>> START

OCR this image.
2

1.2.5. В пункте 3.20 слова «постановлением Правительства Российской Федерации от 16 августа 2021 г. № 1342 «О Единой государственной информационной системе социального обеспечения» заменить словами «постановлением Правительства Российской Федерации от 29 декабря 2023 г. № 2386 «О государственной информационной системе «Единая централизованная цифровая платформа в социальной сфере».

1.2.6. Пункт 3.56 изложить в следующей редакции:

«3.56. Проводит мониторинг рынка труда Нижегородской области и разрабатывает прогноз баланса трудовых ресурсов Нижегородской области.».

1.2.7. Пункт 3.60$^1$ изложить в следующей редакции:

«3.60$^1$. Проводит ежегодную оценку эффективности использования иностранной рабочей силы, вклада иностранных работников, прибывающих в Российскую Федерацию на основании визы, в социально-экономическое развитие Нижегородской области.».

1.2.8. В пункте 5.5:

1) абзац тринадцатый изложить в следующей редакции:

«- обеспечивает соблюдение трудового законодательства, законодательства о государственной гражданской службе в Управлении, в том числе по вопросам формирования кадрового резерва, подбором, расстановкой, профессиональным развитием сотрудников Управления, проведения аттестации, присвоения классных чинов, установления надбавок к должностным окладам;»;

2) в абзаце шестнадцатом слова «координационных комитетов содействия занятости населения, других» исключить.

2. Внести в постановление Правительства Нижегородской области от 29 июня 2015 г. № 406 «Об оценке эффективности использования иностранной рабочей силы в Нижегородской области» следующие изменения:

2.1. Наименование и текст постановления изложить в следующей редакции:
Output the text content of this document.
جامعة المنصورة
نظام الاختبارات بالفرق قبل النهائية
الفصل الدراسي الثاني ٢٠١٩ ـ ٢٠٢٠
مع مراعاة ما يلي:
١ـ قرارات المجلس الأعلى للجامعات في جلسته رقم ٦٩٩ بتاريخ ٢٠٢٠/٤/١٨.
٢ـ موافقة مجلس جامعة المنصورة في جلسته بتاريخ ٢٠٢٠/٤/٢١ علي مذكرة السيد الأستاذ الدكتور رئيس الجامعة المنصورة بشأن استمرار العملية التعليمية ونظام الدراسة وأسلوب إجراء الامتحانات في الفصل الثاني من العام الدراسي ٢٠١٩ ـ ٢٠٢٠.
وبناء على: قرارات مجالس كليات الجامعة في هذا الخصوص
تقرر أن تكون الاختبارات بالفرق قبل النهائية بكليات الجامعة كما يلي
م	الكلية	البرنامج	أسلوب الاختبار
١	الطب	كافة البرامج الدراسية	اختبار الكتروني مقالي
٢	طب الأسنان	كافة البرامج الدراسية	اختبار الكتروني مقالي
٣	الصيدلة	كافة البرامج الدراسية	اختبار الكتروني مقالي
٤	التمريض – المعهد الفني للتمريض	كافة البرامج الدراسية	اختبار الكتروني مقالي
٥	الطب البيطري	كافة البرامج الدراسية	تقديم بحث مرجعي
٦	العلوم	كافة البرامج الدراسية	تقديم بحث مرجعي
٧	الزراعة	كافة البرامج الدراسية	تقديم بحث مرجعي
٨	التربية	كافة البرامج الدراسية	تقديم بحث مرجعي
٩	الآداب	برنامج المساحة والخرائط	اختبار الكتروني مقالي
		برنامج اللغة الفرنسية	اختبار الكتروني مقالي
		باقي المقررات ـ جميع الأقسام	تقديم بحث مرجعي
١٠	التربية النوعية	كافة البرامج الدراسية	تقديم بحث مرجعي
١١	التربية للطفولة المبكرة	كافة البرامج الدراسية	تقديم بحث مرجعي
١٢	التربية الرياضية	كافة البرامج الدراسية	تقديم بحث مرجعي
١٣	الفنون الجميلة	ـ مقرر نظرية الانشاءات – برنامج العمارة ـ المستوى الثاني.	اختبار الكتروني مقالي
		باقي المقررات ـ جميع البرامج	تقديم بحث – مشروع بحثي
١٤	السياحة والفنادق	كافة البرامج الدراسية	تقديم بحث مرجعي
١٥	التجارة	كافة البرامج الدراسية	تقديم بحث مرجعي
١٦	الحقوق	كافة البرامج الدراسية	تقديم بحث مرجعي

>> END

→ What is needed
Scan the material above for the string "Нижегородской" and report each line where you find it.

→ Full response
«3.56. Проводит мониторинг рынка труда Нижегородской области и разрабатывает прогноз баланса трудовых ресурсов Нижегородской области.».
«3.60$^1$. Проводит ежегодную оценку эффективности использования иностранной рабочей силы, вклада иностранных работников, прибывающих в Российскую Федерацию на основании визы, в социально-экономическое развитие Нижегородской области.».
2. Внести в постановление Правительства Нижегородской области от 29 июня 2015 г. № 406 «Об оценке эффективности использования иностранной рабочей силы в Нижегородской области» следующие изменения:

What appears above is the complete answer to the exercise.